— Start of SOURCE DATA —

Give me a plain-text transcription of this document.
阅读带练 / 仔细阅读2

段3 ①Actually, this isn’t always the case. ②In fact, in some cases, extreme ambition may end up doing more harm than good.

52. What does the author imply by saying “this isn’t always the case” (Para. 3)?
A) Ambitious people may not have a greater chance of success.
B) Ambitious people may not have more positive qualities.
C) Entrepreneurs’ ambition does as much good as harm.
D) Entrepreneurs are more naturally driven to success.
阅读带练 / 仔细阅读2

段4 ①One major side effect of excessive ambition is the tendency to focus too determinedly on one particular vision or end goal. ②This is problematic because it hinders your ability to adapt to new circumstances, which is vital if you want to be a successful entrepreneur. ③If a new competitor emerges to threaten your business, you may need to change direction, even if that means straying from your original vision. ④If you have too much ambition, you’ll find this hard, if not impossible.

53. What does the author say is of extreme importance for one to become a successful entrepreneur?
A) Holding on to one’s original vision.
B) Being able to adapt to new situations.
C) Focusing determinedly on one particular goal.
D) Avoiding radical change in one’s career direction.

— End of SOURCE DATA —
— Start of SOURCE DATA —

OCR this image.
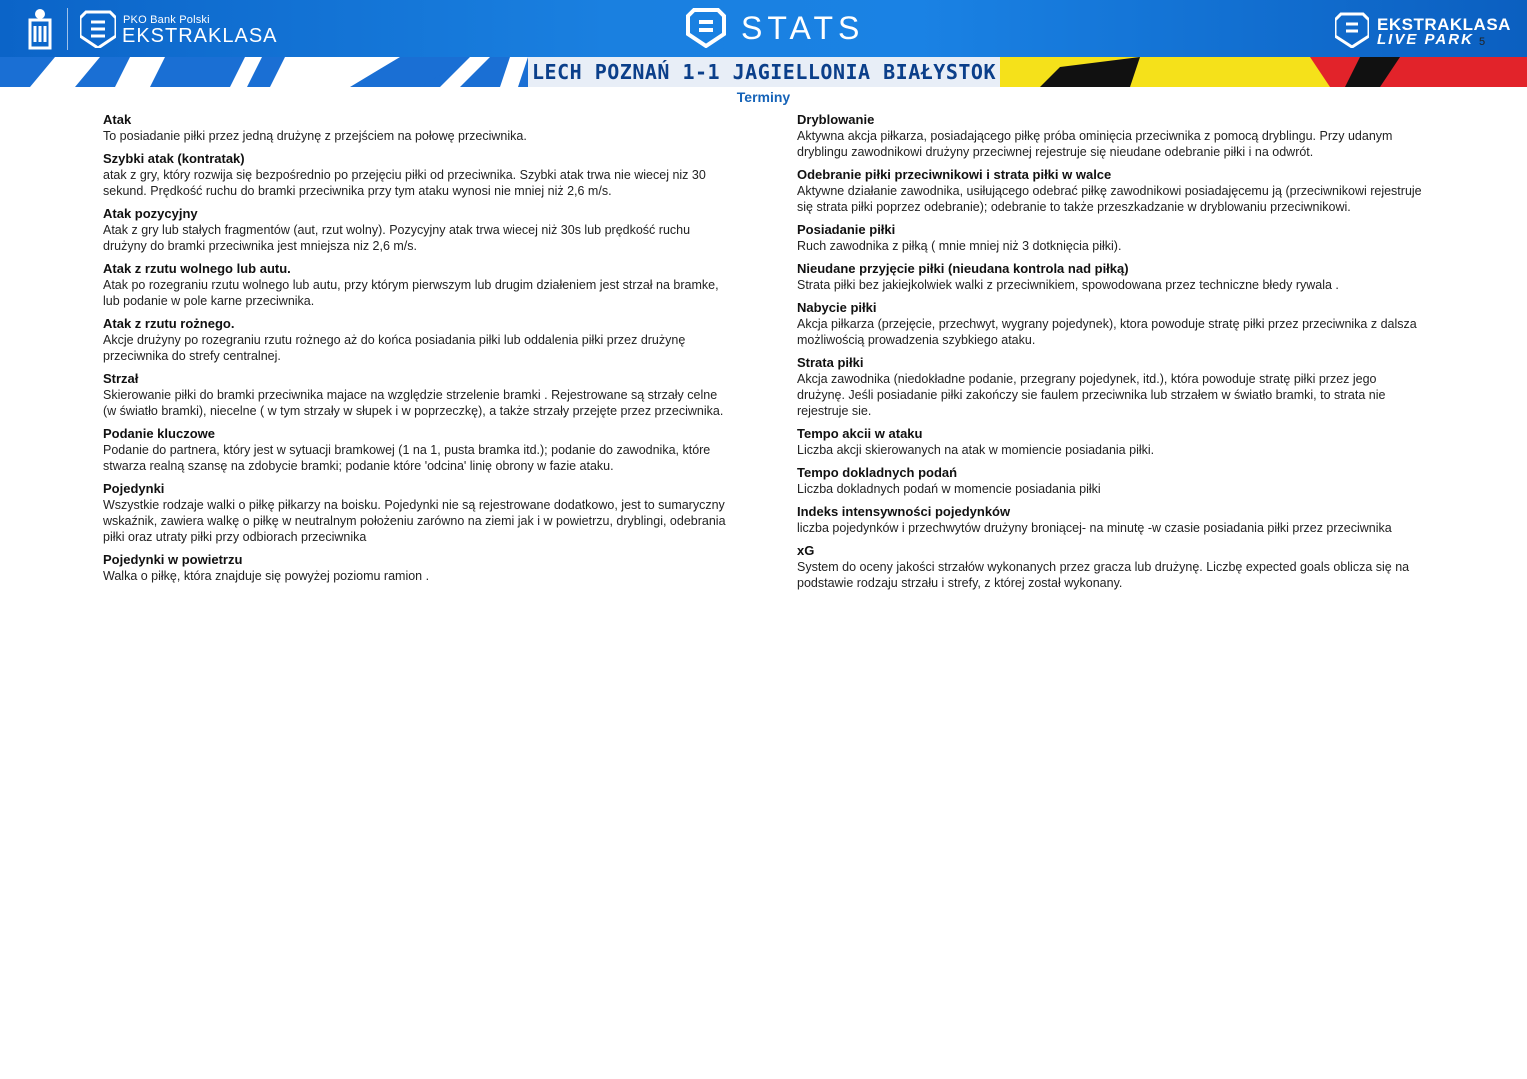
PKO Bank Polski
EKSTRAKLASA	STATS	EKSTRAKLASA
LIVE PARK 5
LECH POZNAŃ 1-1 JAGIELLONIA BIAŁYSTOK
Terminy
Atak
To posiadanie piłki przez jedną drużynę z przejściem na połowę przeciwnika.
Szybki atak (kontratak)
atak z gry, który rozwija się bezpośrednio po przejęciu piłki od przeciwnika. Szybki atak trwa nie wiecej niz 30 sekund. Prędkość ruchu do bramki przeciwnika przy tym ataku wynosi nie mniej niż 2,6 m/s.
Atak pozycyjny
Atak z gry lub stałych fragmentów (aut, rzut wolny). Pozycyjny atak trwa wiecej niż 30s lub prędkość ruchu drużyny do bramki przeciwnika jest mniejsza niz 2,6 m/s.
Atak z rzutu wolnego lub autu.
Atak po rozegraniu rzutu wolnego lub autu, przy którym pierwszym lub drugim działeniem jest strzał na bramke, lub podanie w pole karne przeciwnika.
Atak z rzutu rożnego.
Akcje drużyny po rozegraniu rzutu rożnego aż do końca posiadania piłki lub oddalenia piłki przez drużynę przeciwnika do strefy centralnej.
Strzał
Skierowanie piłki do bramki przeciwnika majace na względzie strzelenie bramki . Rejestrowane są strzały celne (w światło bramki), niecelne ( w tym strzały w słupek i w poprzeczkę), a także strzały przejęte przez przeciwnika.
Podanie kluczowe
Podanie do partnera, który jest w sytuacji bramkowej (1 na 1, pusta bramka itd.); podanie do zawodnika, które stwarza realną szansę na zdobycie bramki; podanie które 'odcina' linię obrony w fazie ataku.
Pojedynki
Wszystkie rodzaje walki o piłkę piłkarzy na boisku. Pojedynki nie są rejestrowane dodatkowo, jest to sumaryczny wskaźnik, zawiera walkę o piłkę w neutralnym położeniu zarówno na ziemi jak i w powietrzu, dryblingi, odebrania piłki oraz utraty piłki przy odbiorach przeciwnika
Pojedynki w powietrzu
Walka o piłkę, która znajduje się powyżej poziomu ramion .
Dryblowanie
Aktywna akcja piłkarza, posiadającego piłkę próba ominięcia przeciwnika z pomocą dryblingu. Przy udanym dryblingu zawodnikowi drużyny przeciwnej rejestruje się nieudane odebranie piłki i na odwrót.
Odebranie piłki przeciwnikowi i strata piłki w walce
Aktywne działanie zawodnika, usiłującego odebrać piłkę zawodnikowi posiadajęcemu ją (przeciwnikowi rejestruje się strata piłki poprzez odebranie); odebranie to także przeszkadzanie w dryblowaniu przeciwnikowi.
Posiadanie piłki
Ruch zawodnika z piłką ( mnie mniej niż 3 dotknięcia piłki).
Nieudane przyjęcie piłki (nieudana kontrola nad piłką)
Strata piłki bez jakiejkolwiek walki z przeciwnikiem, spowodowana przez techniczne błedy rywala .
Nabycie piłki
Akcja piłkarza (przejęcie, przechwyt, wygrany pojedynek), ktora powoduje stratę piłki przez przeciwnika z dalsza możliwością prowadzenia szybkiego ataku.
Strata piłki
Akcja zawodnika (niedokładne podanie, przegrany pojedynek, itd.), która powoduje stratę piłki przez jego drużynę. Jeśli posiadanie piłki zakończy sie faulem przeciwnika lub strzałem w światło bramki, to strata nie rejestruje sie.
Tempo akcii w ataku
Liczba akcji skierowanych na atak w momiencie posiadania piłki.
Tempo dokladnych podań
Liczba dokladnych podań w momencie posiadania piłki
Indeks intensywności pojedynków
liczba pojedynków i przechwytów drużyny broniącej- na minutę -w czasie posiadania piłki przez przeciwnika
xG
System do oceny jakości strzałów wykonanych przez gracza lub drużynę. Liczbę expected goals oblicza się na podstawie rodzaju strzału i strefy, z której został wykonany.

— End of SOURCE DATA —
— Start of SOURCE DATA —

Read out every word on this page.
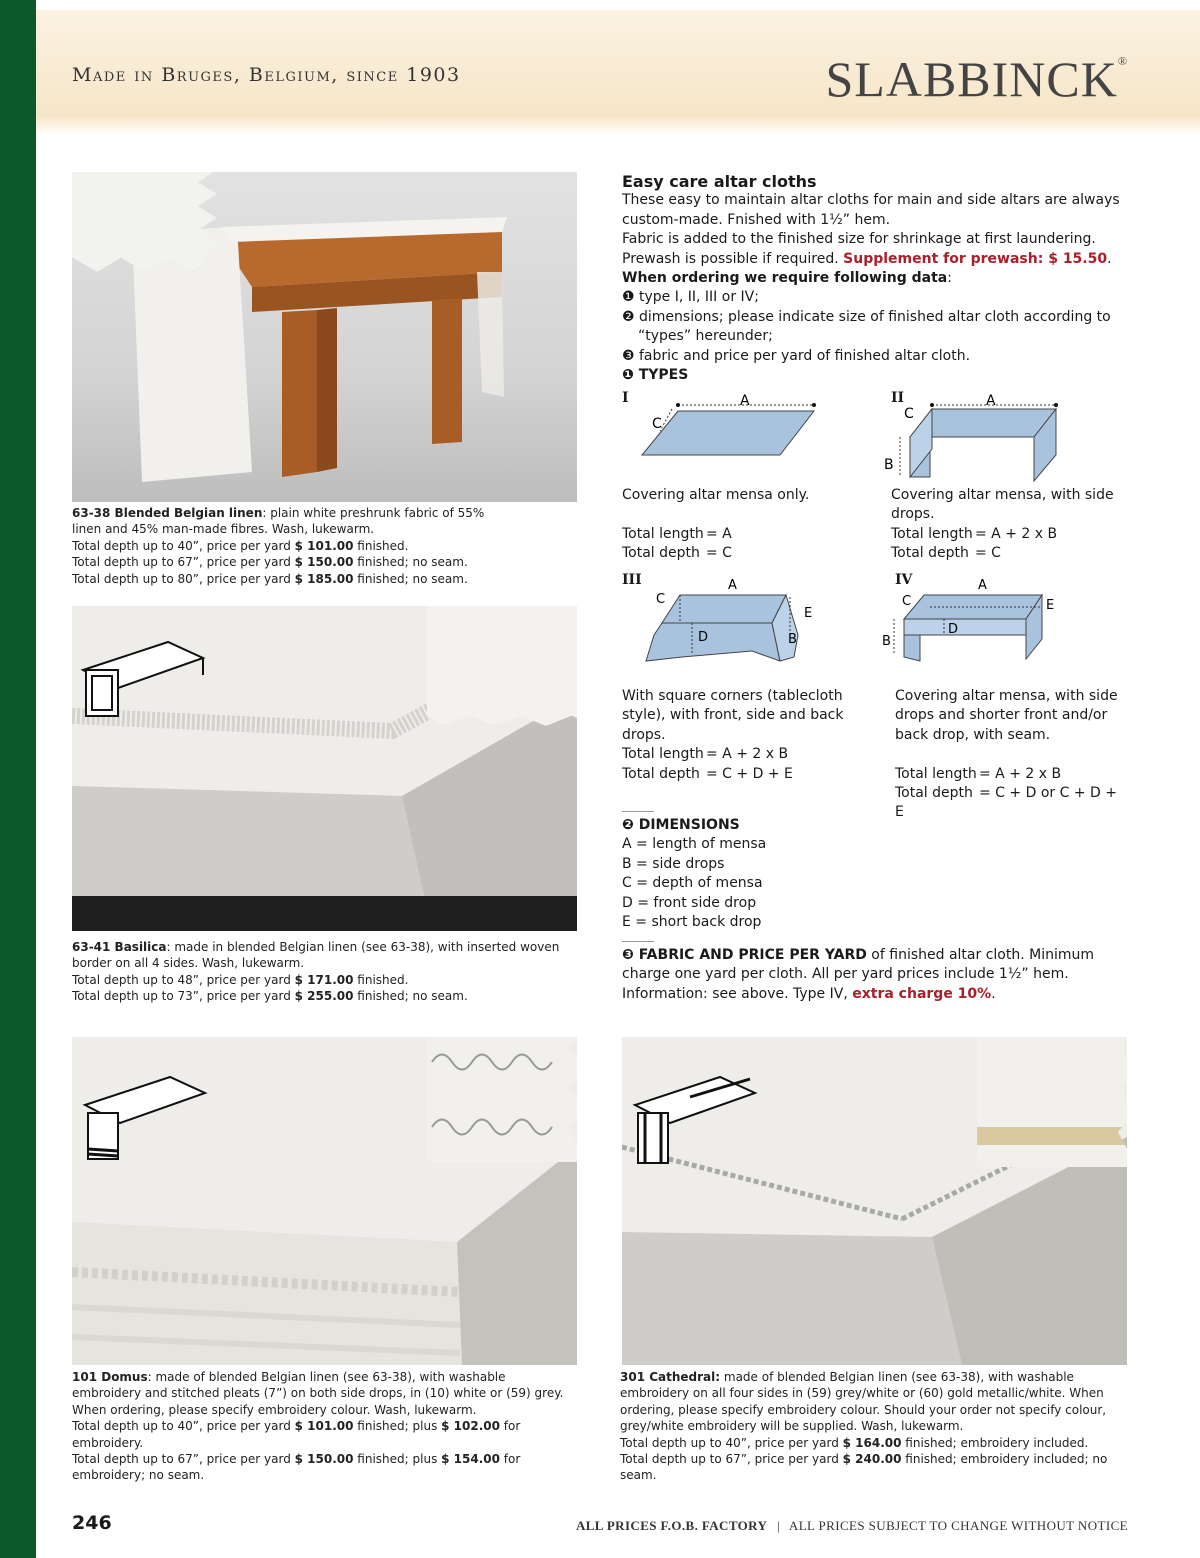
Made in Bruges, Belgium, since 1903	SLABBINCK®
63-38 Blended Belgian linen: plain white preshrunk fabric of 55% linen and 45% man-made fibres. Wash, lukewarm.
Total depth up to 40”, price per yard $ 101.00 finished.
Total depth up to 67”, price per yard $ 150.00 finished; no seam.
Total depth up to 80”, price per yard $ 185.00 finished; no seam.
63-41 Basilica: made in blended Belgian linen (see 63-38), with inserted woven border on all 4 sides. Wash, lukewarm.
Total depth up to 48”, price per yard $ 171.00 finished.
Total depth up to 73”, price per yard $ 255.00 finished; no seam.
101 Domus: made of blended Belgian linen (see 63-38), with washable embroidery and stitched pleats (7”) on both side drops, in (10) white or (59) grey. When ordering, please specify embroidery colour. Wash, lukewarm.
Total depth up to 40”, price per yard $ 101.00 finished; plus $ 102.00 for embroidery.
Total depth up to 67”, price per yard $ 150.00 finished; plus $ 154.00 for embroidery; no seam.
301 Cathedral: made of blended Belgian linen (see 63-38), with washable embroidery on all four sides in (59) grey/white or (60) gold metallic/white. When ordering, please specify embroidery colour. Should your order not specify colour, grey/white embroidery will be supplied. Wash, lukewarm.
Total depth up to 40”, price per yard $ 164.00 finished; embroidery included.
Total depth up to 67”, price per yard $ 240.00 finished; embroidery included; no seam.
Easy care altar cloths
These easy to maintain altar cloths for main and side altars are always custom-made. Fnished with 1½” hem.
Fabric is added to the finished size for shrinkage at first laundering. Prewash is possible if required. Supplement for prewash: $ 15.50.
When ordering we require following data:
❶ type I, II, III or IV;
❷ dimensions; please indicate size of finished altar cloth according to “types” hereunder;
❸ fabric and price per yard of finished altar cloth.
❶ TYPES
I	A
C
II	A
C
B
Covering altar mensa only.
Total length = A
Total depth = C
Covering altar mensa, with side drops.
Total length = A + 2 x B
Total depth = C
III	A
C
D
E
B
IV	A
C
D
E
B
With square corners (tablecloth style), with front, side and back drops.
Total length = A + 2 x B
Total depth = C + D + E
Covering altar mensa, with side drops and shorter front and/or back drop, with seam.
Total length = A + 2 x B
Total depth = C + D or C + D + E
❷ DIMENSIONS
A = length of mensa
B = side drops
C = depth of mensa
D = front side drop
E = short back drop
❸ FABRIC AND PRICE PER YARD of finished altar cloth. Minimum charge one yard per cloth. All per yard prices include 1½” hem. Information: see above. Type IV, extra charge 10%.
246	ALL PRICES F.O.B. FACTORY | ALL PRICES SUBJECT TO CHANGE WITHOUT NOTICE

— End of SOURCE DATA —

REQUIRED TASK – Isolate the lines above that contain the word "dokladnych" and copy them.

COMPLETE OUTPUT –
Tempo dokladnych podań
Liczba dokladnych podań w momencie posiadania piłki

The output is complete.